What this task involves — Write the data out again exactly, with no pictures.

====

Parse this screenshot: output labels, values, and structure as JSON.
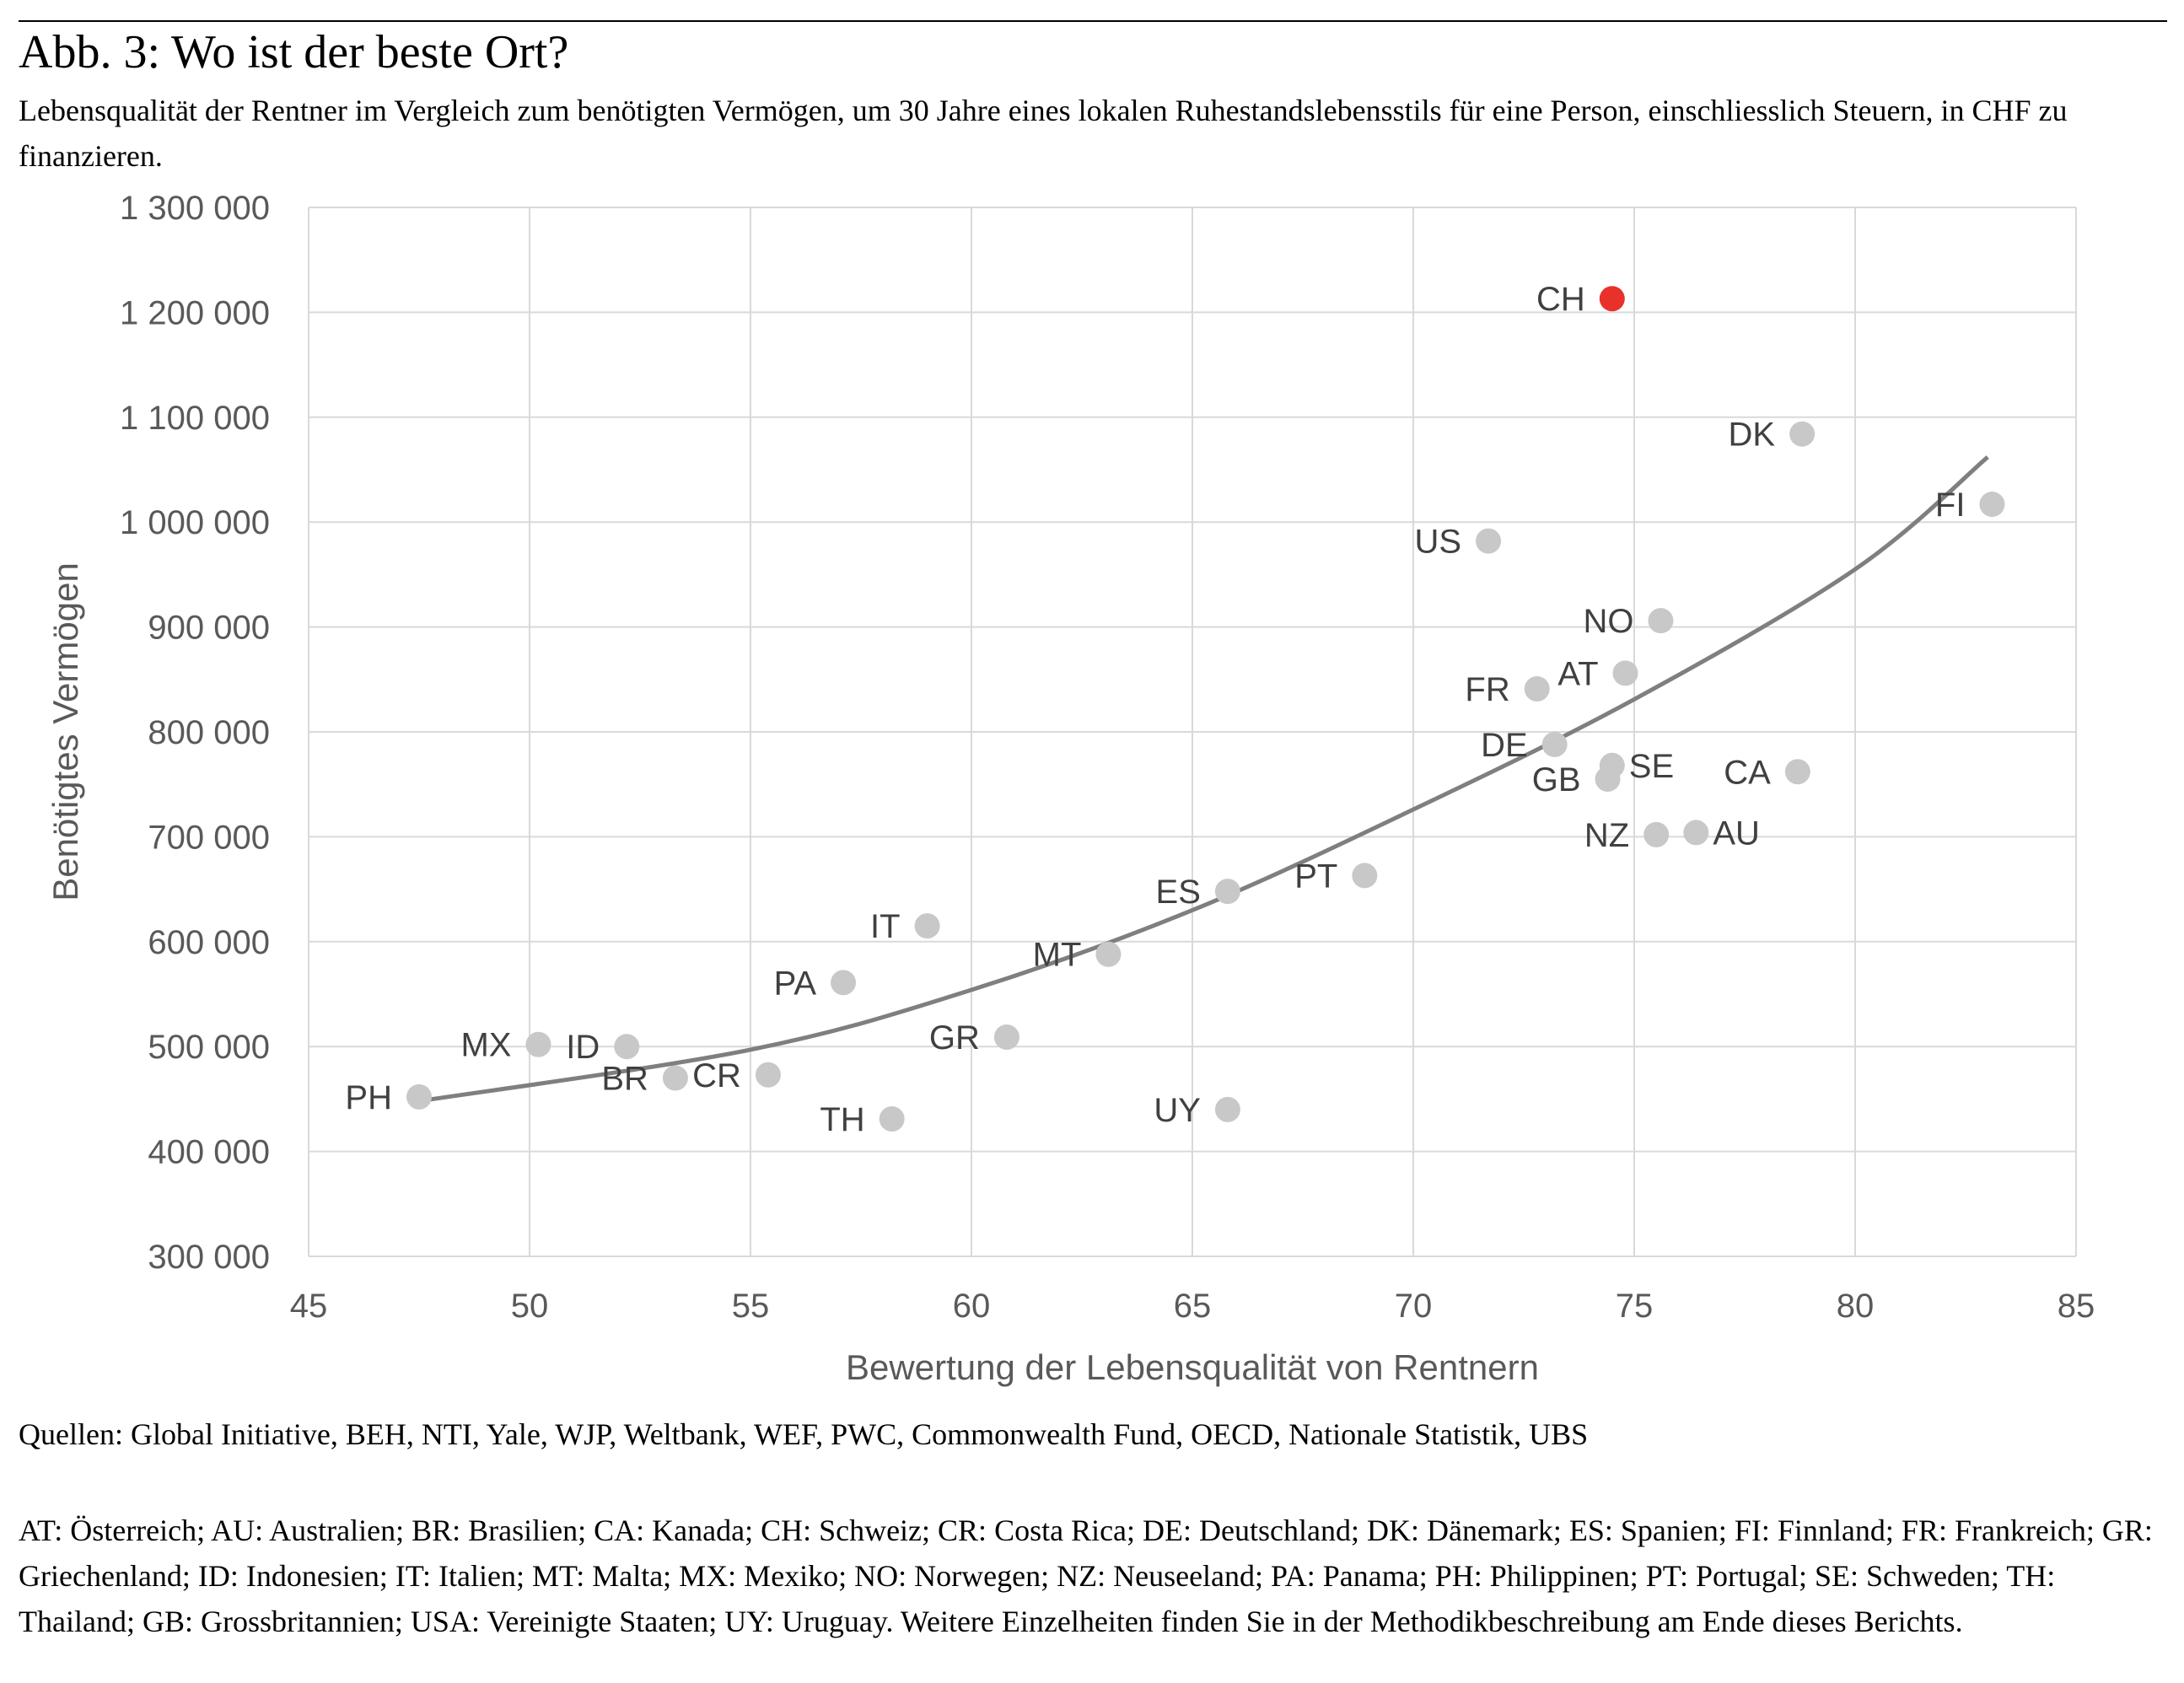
{
  "figure": {
    "title": "Abb. 3: Wo ist der beste Ort?",
    "subtitle": "Lebensqualität der Rentner im Vergleich zum benötigten Vermögen, um 30 Jahre eines lokalen Ruhestandslebensstils für eine Person, einschliesslich Steuern, in CHF zu finanzieren.",
    "sources": "Quellen: Global Initiative, BEH, NTI, Yale, WJP, Weltbank, WEF, PWC, Commonwealth Fund, OECD, Nationale Statistik, UBS",
    "legend_text": "AT: Österreich; AU: Australien; BR: Brasilien; CA: Kanada; CH: Schweiz; CR: Costa Rica; DE: Deutschland; DK: Dänemark; ES: Spanien; FI: Finnland; FR: Frankreich; GR: Griechenland; ID: Indonesien; IT: Italien; MT: Malta; MX: Mexiko; NO: Norwegen; NZ: Neuseeland; PA: Panama; PH: Philippinen; PT: Portugal; SE: Schweden; TH: Thailand; GB: Grossbritannien; USA: Vereinigte Staaten; UY: Uruguay. Weitere Einzelheiten finden Sie in der Methodikbeschreibung am Ende dieses Berichts."
  },
  "chart_data": {
    "type": "scatter",
    "xlabel": "Bewertung der Lebensqualität von Rentnern",
    "ylabel": "Benötigtes Vermögen",
    "xlim": [
      45,
      85
    ],
    "ylim": [
      300000,
      1300000
    ],
    "x_ticks": [
      45,
      50,
      55,
      60,
      65,
      70,
      75,
      80,
      85
    ],
    "x_tick_labels": [
      "45",
      "50",
      "55",
      "60",
      "65",
      "70",
      "75",
      "80",
      "85"
    ],
    "y_ticks": [
      300000,
      400000,
      500000,
      600000,
      700000,
      800000,
      900000,
      1000000,
      1100000,
      1200000,
      1300000
    ],
    "y_tick_labels": [
      "300 000",
      "400 000",
      "500 000",
      "600 000",
      "700 000",
      "800 000",
      "900 000",
      "1 000 000",
      "1 100 000",
      "1 200 000",
      "1 300 000"
    ],
    "grid": true,
    "colors": {
      "point": "#c8c8c8",
      "highlight": "#e8312a",
      "trend": "#7f7f7f",
      "grid": "#d9d9d9"
    },
    "points": [
      {
        "label": "PH",
        "x": 47.5,
        "y": 452000,
        "label_side": "left"
      },
      {
        "label": "MX",
        "x": 50.2,
        "y": 502000,
        "label_side": "left"
      },
      {
        "label": "ID",
        "x": 52.2,
        "y": 500000,
        "label_side": "left"
      },
      {
        "label": "BR",
        "x": 53.3,
        "y": 470000,
        "label_side": "left"
      },
      {
        "label": "CR",
        "x": 55.4,
        "y": 473000,
        "label_side": "left"
      },
      {
        "label": "TH",
        "x": 58.2,
        "y": 431000,
        "label_side": "left"
      },
      {
        "label": "PA",
        "x": 57.1,
        "y": 561000,
        "label_side": "left"
      },
      {
        "label": "IT",
        "x": 59.0,
        "y": 615000,
        "label_side": "left"
      },
      {
        "label": "GR",
        "x": 60.8,
        "y": 509000,
        "label_side": "left"
      },
      {
        "label": "MT",
        "x": 63.1,
        "y": 588000,
        "label_side": "left"
      },
      {
        "label": "UY",
        "x": 65.8,
        "y": 440000,
        "label_side": "left"
      },
      {
        "label": "ES",
        "x": 65.8,
        "y": 648000,
        "label_side": "left"
      },
      {
        "label": "PT",
        "x": 68.9,
        "y": 663000,
        "label_side": "left"
      },
      {
        "label": "US",
        "x": 71.7,
        "y": 982000,
        "label_side": "left"
      },
      {
        "label": "FR",
        "x": 72.8,
        "y": 841000,
        "label_side": "left"
      },
      {
        "label": "DE",
        "x": 73.2,
        "y": 788000,
        "label_side": "left"
      },
      {
        "label": "GB",
        "x": 74.4,
        "y": 755000,
        "label_side": "left"
      },
      {
        "label": "SE",
        "x": 74.5,
        "y": 768000,
        "label_side": "right"
      },
      {
        "label": "AT",
        "x": 74.8,
        "y": 856000,
        "label_side": "left"
      },
      {
        "label": "NZ",
        "x": 75.5,
        "y": 702000,
        "label_side": "left"
      },
      {
        "label": "NO",
        "x": 75.6,
        "y": 906000,
        "label_side": "left"
      },
      {
        "label": "AU",
        "x": 76.4,
        "y": 704000,
        "label_side": "right"
      },
      {
        "label": "CH",
        "x": 74.5,
        "y": 1213000,
        "label_side": "left",
        "highlight": true
      },
      {
        "label": "CA",
        "x": 78.7,
        "y": 762000,
        "label_side": "left"
      },
      {
        "label": "DK",
        "x": 78.8,
        "y": 1084000,
        "label_side": "left"
      },
      {
        "label": "FI",
        "x": 83.1,
        "y": 1017000,
        "label_side": "left"
      }
    ],
    "trendline": {
      "type": "polynomial-2",
      "x_range": [
        47.5,
        83.0
      ],
      "points": [
        [
          47.5,
          448000
        ],
        [
          55,
          497000
        ],
        [
          60,
          554000
        ],
        [
          65,
          630000
        ],
        [
          70,
          726000
        ],
        [
          75,
          831000
        ],
        [
          80,
          955000
        ],
        [
          83,
          1062000
        ]
      ]
    }
  }
}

====

Task solution —
Parse this screenshot: output labels, values, and structure as JSON.
{
  "figure": {
    "title": "Abb. 3: Wo ist der beste Ort?",
    "subtitle": "Lebensqualität der Rentner im Vergleich zum benötigten Vermögen, um 30 Jahre eines lokalen Ruhestandslebensstils für eine Person, einschliesslich Steuern, in CHF zu finanzieren.",
    "sources": "Quellen: Global Initiative, BEH, NTI, Yale, WJP, Weltbank, WEF, PWC, Commonwealth Fund, OECD, Nationale Statistik, UBS",
    "legend_text": "AT: Österreich; AU: Australien; BR: Brasilien; CA: Kanada; CH: Schweiz; CR: Costa Rica; DE: Deutschland; DK: Dänemark; ES: Spanien; FI: Finnland; FR: Frankreich; GR: Griechenland; ID: Indonesien; IT: Italien; MT: Malta; MX: Mexiko; NO: Norwegen; NZ: Neuseeland; PA: Panama; PH: Philippinen; PT: Portugal; SE: Schweden; TH: Thailand; GB: Grossbritannien; USA: Vereinigte Staaten; UY: Uruguay. Weitere Einzelheiten finden Sie in der Methodikbeschreibung am Ende dieses Berichts."
  },
  "chart_data": {
    "type": "scatter",
    "xlabel": "Bewertung der Lebensqualität von Rentnern",
    "ylabel": "Benötigtes Vermögen",
    "xlim": [
      45,
      85
    ],
    "ylim": [
      300000,
      1300000
    ],
    "x_ticks": [
      45,
      50,
      55,
      60,
      65,
      70,
      75,
      80,
      85
    ],
    "x_tick_labels": [
      "45",
      "50",
      "55",
      "60",
      "65",
      "70",
      "75",
      "80",
      "85"
    ],
    "y_ticks": [
      300000,
      400000,
      500000,
      600000,
      700000,
      800000,
      900000,
      1000000,
      1100000,
      1200000,
      1300000
    ],
    "y_tick_labels": [
      "300 000",
      "400 000",
      "500 000",
      "600 000",
      "700 000",
      "800 000",
      "900 000",
      "1 000 000",
      "1 100 000",
      "1 200 000",
      "1 300 000"
    ],
    "grid": true,
    "colors": {
      "point": "#c8c8c8",
      "highlight": "#e8312a",
      "trend": "#7f7f7f",
      "grid": "#d9d9d9"
    },
    "points": [
      {
        "label": "PH",
        "x": 47.5,
        "y": 452000,
        "label_side": "left"
      },
      {
        "label": "MX",
        "x": 50.2,
        "y": 502000,
        "label_side": "left"
      },
      {
        "label": "ID",
        "x": 52.2,
        "y": 500000,
        "label_side": "left"
      },
      {
        "label": "BR",
        "x": 53.3,
        "y": 470000,
        "label_side": "left"
      },
      {
        "label": "CR",
        "x": 55.4,
        "y": 473000,
        "label_side": "left"
      },
      {
        "label": "TH",
        "x": 58.2,
        "y": 431000,
        "label_side": "left"
      },
      {
        "label": "PA",
        "x": 57.1,
        "y": 561000,
        "label_side": "left"
      },
      {
        "label": "IT",
        "x": 59.0,
        "y": 615000,
        "label_side": "left"
      },
      {
        "label": "GR",
        "x": 60.8,
        "y": 509000,
        "label_side": "left"
      },
      {
        "label": "MT",
        "x": 63.1,
        "y": 588000,
        "label_side": "left"
      },
      {
        "label": "UY",
        "x": 65.8,
        "y": 440000,
        "label_side": "left"
      },
      {
        "label": "ES",
        "x": 65.8,
        "y": 648000,
        "label_side": "left"
      },
      {
        "label": "PT",
        "x": 68.9,
        "y": 663000,
        "label_side": "left"
      },
      {
        "label": "US",
        "x": 71.7,
        "y": 982000,
        "label_side": "left"
      },
      {
        "label": "FR",
        "x": 72.8,
        "y": 841000,
        "label_side": "left"
      },
      {
        "label": "DE",
        "x": 73.2,
        "y": 788000,
        "label_side": "left"
      },
      {
        "label": "GB",
        "x": 74.4,
        "y": 755000,
        "label_side": "left"
      },
      {
        "label": "SE",
        "x": 74.5,
        "y": 768000,
        "label_side": "right"
      },
      {
        "label": "AT",
        "x": 74.8,
        "y": 856000,
        "label_side": "left"
      },
      {
        "label": "NZ",
        "x": 75.5,
        "y": 702000,
        "label_side": "left"
      },
      {
        "label": "NO",
        "x": 75.6,
        "y": 906000,
        "label_side": "left"
      },
      {
        "label": "AU",
        "x": 76.4,
        "y": 704000,
        "label_side": "right"
      },
      {
        "label": "CH",
        "x": 74.5,
        "y": 1213000,
        "label_side": "left",
        "highlight": true
      },
      {
        "label": "CA",
        "x": 78.7,
        "y": 762000,
        "label_side": "left"
      },
      {
        "label": "DK",
        "x": 78.8,
        "y": 1084000,
        "label_side": "left"
      },
      {
        "label": "FI",
        "x": 83.1,
        "y": 1017000,
        "label_side": "left"
      }
    ],
    "trendline": {
      "type": "polynomial-2",
      "x_range": [
        47.5,
        83.0
      ],
      "points": [
        [
          47.5,
          448000
        ],
        [
          55,
          497000
        ],
        [
          60,
          554000
        ],
        [
          65,
          630000
        ],
        [
          70,
          726000
        ],
        [
          75,
          831000
        ],
        [
          80,
          955000
        ],
        [
          83,
          1062000
        ]
      ]
    }
  }
}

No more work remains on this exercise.